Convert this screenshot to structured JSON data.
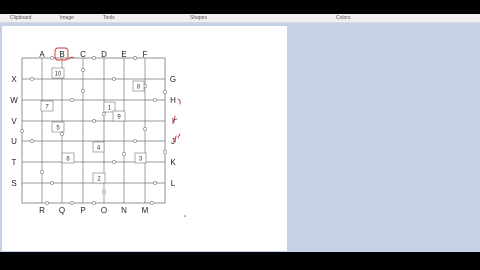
{
  "ribbon": {
    "groups": [
      {
        "label": "Clipboard"
      },
      {
        "label": "Image"
      },
      {
        "label": "Tools"
      },
      {
        "label": "Shapes"
      },
      {
        "label": "Colors"
      }
    ]
  },
  "puzzle": {
    "top_letters": [
      "A",
      "B",
      "C",
      "D",
      "E",
      "F"
    ],
    "bottom_letters": [
      "R",
      "Q",
      "P",
      "O",
      "N",
      "M"
    ],
    "left_letters": [
      "X",
      "W",
      "V",
      "U",
      "T",
      "S"
    ],
    "right_letters": [
      "G",
      "H",
      "I",
      "J",
      "K",
      "L"
    ],
    "numbered_boxes": [
      "10",
      "8",
      "7",
      "1",
      "9",
      "5",
      "4",
      "6",
      "3",
      "2"
    ]
  },
  "colors": {
    "annotation": "#d03030",
    "grid": "#777777"
  }
}
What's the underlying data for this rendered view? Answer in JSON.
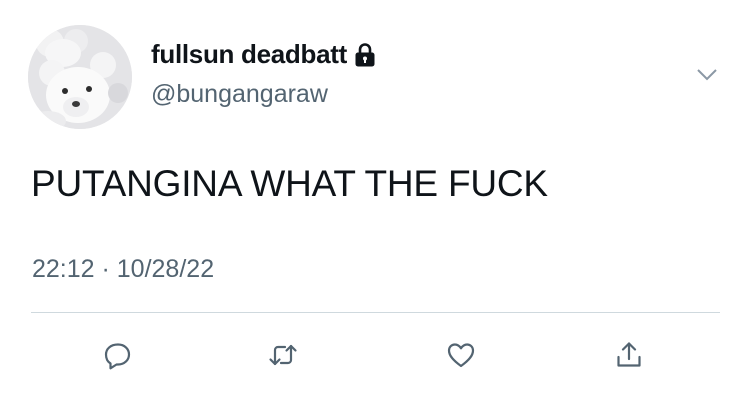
{
  "tweet": {
    "display_name": "fullsun deadbatt",
    "handle": "@bungangaraw",
    "text": "PUTANGINA WHAT THE FUCK",
    "timestamp": "22:12 · 10/28/22",
    "protected_icon": "lock-icon",
    "avatar_icon": "teddy-bear-avatar"
  },
  "actions": {
    "reply_icon": "reply-icon",
    "retweet_icon": "retweet-icon",
    "like_icon": "heart-icon",
    "share_icon": "share-icon",
    "more_icon": "chevron-down-icon"
  },
  "colors": {
    "text_primary": "#0f1419",
    "text_secondary": "#536471",
    "divider": "#cfd9de",
    "icon": "#536471"
  }
}
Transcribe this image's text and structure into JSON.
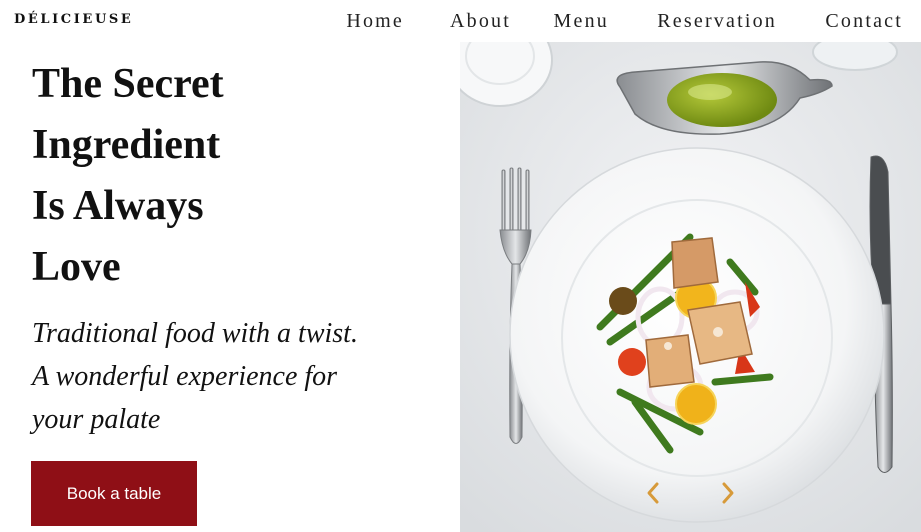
{
  "brand": {
    "name": "DÉLICIEUSE"
  },
  "nav": {
    "items": [
      {
        "label": "Home"
      },
      {
        "label": "About"
      },
      {
        "label": "Menu"
      },
      {
        "label": "Reservation"
      },
      {
        "label": "Contact"
      }
    ]
  },
  "hero": {
    "title_lines": [
      "The Secret",
      "Ingredient",
      "Is Always",
      "Love"
    ],
    "subtitle_lines": [
      "Traditional food with a twist.",
      "A wonderful experience for",
      "your palate"
    ],
    "cta_label": "Book a table"
  },
  "slider": {
    "prev_icon": "chevron-left-icon",
    "next_icon": "chevron-right-icon"
  },
  "colors": {
    "accent": "#8f0f16",
    "arrow": "#d79a3a",
    "text": "#111111"
  }
}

Task to carry out => Reproduce the full material exactly, excluding the pictures.

Exercise answer =>
Convert this screenshot to structured JSON data.
{
  "ribbon": {
    "groups": [
      {
        "label": "Clipboard"
      },
      {
        "label": "Image"
      },
      {
        "label": "Tools"
      },
      {
        "label": "Shapes"
      },
      {
        "label": "Colors"
      }
    ]
  },
  "puzzle": {
    "top_letters": [
      "A",
      "B",
      "C",
      "D",
      "E",
      "F"
    ],
    "bottom_letters": [
      "R",
      "Q",
      "P",
      "O",
      "N",
      "M"
    ],
    "left_letters": [
      "X",
      "W",
      "V",
      "U",
      "T",
      "S"
    ],
    "right_letters": [
      "G",
      "H",
      "I",
      "J",
      "K",
      "L"
    ],
    "numbered_boxes": [
      "10",
      "8",
      "7",
      "1",
      "9",
      "5",
      "4",
      "6",
      "3",
      "2"
    ]
  },
  "colors": {
    "annotation": "#d03030",
    "grid": "#777777"
  }
}
What's the underlying data for this rendered view? Answer in JSON.
{
  "tweet": {
    "display_name": "fullsun deadbatt",
    "handle": "@bungangaraw",
    "text": "PUTANGINA WHAT THE FUCK",
    "timestamp": "22:12 · 10/28/22",
    "protected_icon": "lock-icon",
    "avatar_icon": "teddy-bear-avatar"
  },
  "actions": {
    "reply_icon": "reply-icon",
    "retweet_icon": "retweet-icon",
    "like_icon": "heart-icon",
    "share_icon": "share-icon",
    "more_icon": "chevron-down-icon"
  },
  "colors": {
    "text_primary": "#0f1419",
    "text_secondary": "#536471",
    "divider": "#cfd9de",
    "icon": "#536471"
  }
}
Transcribe this image's text and structure into JSON.
{
  "brand": {
    "name": "DÉLICIEUSE"
  },
  "nav": {
    "items": [
      {
        "label": "Home"
      },
      {
        "label": "About"
      },
      {
        "label": "Menu"
      },
      {
        "label": "Reservation"
      },
      {
        "label": "Contact"
      }
    ]
  },
  "hero": {
    "title_lines": [
      "The Secret",
      "Ingredient",
      "Is Always",
      "Love"
    ],
    "subtitle_lines": [
      "Traditional food with a twist.",
      "A wonderful experience for",
      "your palate"
    ],
    "cta_label": "Book a table"
  },
  "slider": {
    "prev_icon": "chevron-left-icon",
    "next_icon": "chevron-right-icon"
  },
  "colors": {
    "accent": "#8f0f16",
    "arrow": "#d79a3a",
    "text": "#111111"
  }
}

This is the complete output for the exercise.